Task goal: Restate the records in their entirety, word for word.

Given data:
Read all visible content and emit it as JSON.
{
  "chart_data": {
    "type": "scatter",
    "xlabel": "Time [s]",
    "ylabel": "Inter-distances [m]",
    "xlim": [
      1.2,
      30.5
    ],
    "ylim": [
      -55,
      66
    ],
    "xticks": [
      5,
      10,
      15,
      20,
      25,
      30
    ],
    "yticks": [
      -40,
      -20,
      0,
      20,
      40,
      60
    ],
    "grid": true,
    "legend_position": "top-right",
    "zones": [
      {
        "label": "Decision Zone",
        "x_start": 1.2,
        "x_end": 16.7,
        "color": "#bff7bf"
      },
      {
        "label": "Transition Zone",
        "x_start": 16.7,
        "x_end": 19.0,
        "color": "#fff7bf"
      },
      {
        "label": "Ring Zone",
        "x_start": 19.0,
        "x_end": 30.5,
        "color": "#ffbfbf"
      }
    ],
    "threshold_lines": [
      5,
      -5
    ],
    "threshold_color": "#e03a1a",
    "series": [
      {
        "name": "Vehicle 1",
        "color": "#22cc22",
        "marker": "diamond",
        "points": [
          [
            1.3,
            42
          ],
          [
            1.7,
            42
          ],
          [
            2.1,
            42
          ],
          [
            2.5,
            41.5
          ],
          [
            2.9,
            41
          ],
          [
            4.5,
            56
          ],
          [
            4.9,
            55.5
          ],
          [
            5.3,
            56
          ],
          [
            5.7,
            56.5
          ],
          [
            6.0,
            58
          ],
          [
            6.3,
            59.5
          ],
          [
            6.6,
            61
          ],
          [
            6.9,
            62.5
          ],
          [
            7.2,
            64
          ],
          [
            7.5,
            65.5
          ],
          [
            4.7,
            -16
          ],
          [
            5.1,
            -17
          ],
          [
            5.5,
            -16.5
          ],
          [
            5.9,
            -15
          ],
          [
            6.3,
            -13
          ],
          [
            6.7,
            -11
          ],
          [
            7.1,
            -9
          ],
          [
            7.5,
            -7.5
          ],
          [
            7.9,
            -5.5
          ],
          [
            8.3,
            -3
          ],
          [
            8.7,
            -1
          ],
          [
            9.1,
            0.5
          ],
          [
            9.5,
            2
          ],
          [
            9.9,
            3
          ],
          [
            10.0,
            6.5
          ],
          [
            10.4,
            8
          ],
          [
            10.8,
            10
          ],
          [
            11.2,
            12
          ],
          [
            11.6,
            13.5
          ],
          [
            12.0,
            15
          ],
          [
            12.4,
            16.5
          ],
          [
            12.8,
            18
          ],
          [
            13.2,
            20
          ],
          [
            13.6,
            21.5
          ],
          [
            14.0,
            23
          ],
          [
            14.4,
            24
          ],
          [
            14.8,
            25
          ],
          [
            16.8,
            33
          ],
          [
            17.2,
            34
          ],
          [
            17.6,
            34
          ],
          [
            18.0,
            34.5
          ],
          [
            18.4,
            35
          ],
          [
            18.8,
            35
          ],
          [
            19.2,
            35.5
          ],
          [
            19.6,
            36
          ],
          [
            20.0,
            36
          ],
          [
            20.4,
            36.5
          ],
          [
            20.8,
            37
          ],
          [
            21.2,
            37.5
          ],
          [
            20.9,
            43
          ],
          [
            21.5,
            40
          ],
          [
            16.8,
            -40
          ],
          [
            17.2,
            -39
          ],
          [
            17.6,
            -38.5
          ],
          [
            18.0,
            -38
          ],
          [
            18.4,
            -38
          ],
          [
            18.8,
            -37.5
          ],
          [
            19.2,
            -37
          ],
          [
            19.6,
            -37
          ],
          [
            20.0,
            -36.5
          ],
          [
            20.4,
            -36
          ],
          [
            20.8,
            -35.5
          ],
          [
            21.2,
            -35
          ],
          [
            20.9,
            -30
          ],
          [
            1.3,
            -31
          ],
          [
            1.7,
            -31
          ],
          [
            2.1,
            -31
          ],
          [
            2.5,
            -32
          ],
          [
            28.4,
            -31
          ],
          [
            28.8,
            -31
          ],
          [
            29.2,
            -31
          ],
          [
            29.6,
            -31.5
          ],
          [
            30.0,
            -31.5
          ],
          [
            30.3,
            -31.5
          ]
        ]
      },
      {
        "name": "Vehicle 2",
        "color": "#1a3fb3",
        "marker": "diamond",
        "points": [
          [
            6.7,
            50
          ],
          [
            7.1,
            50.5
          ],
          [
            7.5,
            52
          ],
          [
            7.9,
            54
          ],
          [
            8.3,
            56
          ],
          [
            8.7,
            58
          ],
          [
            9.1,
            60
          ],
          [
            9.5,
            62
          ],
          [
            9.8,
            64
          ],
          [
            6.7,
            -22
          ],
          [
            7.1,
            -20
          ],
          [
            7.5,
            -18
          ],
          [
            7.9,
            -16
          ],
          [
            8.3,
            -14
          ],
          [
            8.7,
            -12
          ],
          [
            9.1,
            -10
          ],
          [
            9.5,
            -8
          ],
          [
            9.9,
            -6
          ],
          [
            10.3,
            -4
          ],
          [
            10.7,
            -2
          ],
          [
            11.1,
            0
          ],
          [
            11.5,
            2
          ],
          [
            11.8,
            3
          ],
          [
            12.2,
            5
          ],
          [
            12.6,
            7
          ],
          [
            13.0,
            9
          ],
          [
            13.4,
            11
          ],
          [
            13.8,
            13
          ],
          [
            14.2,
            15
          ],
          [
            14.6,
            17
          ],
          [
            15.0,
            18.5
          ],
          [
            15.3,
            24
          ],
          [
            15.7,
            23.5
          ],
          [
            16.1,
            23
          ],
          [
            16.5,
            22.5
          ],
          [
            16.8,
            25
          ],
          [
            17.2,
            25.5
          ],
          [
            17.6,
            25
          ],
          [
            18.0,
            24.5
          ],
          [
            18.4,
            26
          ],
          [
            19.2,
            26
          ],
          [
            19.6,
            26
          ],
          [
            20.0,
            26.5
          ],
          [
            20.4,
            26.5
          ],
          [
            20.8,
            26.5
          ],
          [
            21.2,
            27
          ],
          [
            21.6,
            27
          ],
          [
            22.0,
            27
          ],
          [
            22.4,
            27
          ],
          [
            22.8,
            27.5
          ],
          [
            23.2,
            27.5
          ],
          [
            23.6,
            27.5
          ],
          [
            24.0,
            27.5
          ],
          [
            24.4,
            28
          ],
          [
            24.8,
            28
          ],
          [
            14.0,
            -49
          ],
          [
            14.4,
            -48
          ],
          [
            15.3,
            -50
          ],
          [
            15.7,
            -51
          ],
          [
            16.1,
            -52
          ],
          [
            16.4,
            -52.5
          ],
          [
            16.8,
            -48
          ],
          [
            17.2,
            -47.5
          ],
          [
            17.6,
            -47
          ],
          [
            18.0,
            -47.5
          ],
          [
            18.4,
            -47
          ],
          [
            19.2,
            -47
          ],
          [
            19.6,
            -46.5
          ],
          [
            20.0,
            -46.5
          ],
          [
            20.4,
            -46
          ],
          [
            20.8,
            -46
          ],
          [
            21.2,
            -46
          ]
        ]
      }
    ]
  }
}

Written answer:
Read all visible content and emit it as JSON.
{
  "chart_data": {
    "type": "scatter",
    "xlabel": "Time [s]",
    "ylabel": "Inter-distances [m]",
    "xlim": [
      1.2,
      30.5
    ],
    "ylim": [
      -55,
      66
    ],
    "xticks": [
      5,
      10,
      15,
      20,
      25,
      30
    ],
    "yticks": [
      -40,
      -20,
      0,
      20,
      40,
      60
    ],
    "grid": true,
    "legend_position": "top-right",
    "zones": [
      {
        "label": "Decision Zone",
        "x_start": 1.2,
        "x_end": 16.7,
        "color": "#bff7bf"
      },
      {
        "label": "Transition Zone",
        "x_start": 16.7,
        "x_end": 19.0,
        "color": "#fff7bf"
      },
      {
        "label": "Ring Zone",
        "x_start": 19.0,
        "x_end": 30.5,
        "color": "#ffbfbf"
      }
    ],
    "threshold_lines": [
      5,
      -5
    ],
    "threshold_color": "#e03a1a",
    "series": [
      {
        "name": "Vehicle 1",
        "color": "#22cc22",
        "marker": "diamond",
        "points": [
          [
            1.3,
            42
          ],
          [
            1.7,
            42
          ],
          [
            2.1,
            42
          ],
          [
            2.5,
            41.5
          ],
          [
            2.9,
            41
          ],
          [
            4.5,
            56
          ],
          [
            4.9,
            55.5
          ],
          [
            5.3,
            56
          ],
          [
            5.7,
            56.5
          ],
          [
            6.0,
            58
          ],
          [
            6.3,
            59.5
          ],
          [
            6.6,
            61
          ],
          [
            6.9,
            62.5
          ],
          [
            7.2,
            64
          ],
          [
            7.5,
            65.5
          ],
          [
            4.7,
            -16
          ],
          [
            5.1,
            -17
          ],
          [
            5.5,
            -16.5
          ],
          [
            5.9,
            -15
          ],
          [
            6.3,
            -13
          ],
          [
            6.7,
            -11
          ],
          [
            7.1,
            -9
          ],
          [
            7.5,
            -7.5
          ],
          [
            7.9,
            -5.5
          ],
          [
            8.3,
            -3
          ],
          [
            8.7,
            -1
          ],
          [
            9.1,
            0.5
          ],
          [
            9.5,
            2
          ],
          [
            9.9,
            3
          ],
          [
            10.0,
            6.5
          ],
          [
            10.4,
            8
          ],
          [
            10.8,
            10
          ],
          [
            11.2,
            12
          ],
          [
            11.6,
            13.5
          ],
          [
            12.0,
            15
          ],
          [
            12.4,
            16.5
          ],
          [
            12.8,
            18
          ],
          [
            13.2,
            20
          ],
          [
            13.6,
            21.5
          ],
          [
            14.0,
            23
          ],
          [
            14.4,
            24
          ],
          [
            14.8,
            25
          ],
          [
            16.8,
            33
          ],
          [
            17.2,
            34
          ],
          [
            17.6,
            34
          ],
          [
            18.0,
            34.5
          ],
          [
            18.4,
            35
          ],
          [
            18.8,
            35
          ],
          [
            19.2,
            35.5
          ],
          [
            19.6,
            36
          ],
          [
            20.0,
            36
          ],
          [
            20.4,
            36.5
          ],
          [
            20.8,
            37
          ],
          [
            21.2,
            37.5
          ],
          [
            20.9,
            43
          ],
          [
            21.5,
            40
          ],
          [
            16.8,
            -40
          ],
          [
            17.2,
            -39
          ],
          [
            17.6,
            -38.5
          ],
          [
            18.0,
            -38
          ],
          [
            18.4,
            -38
          ],
          [
            18.8,
            -37.5
          ],
          [
            19.2,
            -37
          ],
          [
            19.6,
            -37
          ],
          [
            20.0,
            -36.5
          ],
          [
            20.4,
            -36
          ],
          [
            20.8,
            -35.5
          ],
          [
            21.2,
            -35
          ],
          [
            20.9,
            -30
          ],
          [
            1.3,
            -31
          ],
          [
            1.7,
            -31
          ],
          [
            2.1,
            -31
          ],
          [
            2.5,
            -32
          ],
          [
            28.4,
            -31
          ],
          [
            28.8,
            -31
          ],
          [
            29.2,
            -31
          ],
          [
            29.6,
            -31.5
          ],
          [
            30.0,
            -31.5
          ],
          [
            30.3,
            -31.5
          ]
        ]
      },
      {
        "name": "Vehicle 2",
        "color": "#1a3fb3",
        "marker": "diamond",
        "points": [
          [
            6.7,
            50
          ],
          [
            7.1,
            50.5
          ],
          [
            7.5,
            52
          ],
          [
            7.9,
            54
          ],
          [
            8.3,
            56
          ],
          [
            8.7,
            58
          ],
          [
            9.1,
            60
          ],
          [
            9.5,
            62
          ],
          [
            9.8,
            64
          ],
          [
            6.7,
            -22
          ],
          [
            7.1,
            -20
          ],
          [
            7.5,
            -18
          ],
          [
            7.9,
            -16
          ],
          [
            8.3,
            -14
          ],
          [
            8.7,
            -12
          ],
          [
            9.1,
            -10
          ],
          [
            9.5,
            -8
          ],
          [
            9.9,
            -6
          ],
          [
            10.3,
            -4
          ],
          [
            10.7,
            -2
          ],
          [
            11.1,
            0
          ],
          [
            11.5,
            2
          ],
          [
            11.8,
            3
          ],
          [
            12.2,
            5
          ],
          [
            12.6,
            7
          ],
          [
            13.0,
            9
          ],
          [
            13.4,
            11
          ],
          [
            13.8,
            13
          ],
          [
            14.2,
            15
          ],
          [
            14.6,
            17
          ],
          [
            15.0,
            18.5
          ],
          [
            15.3,
            24
          ],
          [
            15.7,
            23.5
          ],
          [
            16.1,
            23
          ],
          [
            16.5,
            22.5
          ],
          [
            16.8,
            25
          ],
          [
            17.2,
            25.5
          ],
          [
            17.6,
            25
          ],
          [
            18.0,
            24.5
          ],
          [
            18.4,
            26
          ],
          [
            19.2,
            26
          ],
          [
            19.6,
            26
          ],
          [
            20.0,
            26.5
          ],
          [
            20.4,
            26.5
          ],
          [
            20.8,
            26.5
          ],
          [
            21.2,
            27
          ],
          [
            21.6,
            27
          ],
          [
            22.0,
            27
          ],
          [
            22.4,
            27
          ],
          [
            22.8,
            27.5
          ],
          [
            23.2,
            27.5
          ],
          [
            23.6,
            27.5
          ],
          [
            24.0,
            27.5
          ],
          [
            24.4,
            28
          ],
          [
            24.8,
            28
          ],
          [
            14.0,
            -49
          ],
          [
            14.4,
            -48
          ],
          [
            15.3,
            -50
          ],
          [
            15.7,
            -51
          ],
          [
            16.1,
            -52
          ],
          [
            16.4,
            -52.5
          ],
          [
            16.8,
            -48
          ],
          [
            17.2,
            -47.5
          ],
          [
            17.6,
            -47
          ],
          [
            18.0,
            -47.5
          ],
          [
            18.4,
            -47
          ],
          [
            19.2,
            -47
          ],
          [
            19.6,
            -46.5
          ],
          [
            20.0,
            -46.5
          ],
          [
            20.4,
            -46
          ],
          [
            20.8,
            -46
          ],
          [
            21.2,
            -46
          ]
        ]
      }
    ]
  }
}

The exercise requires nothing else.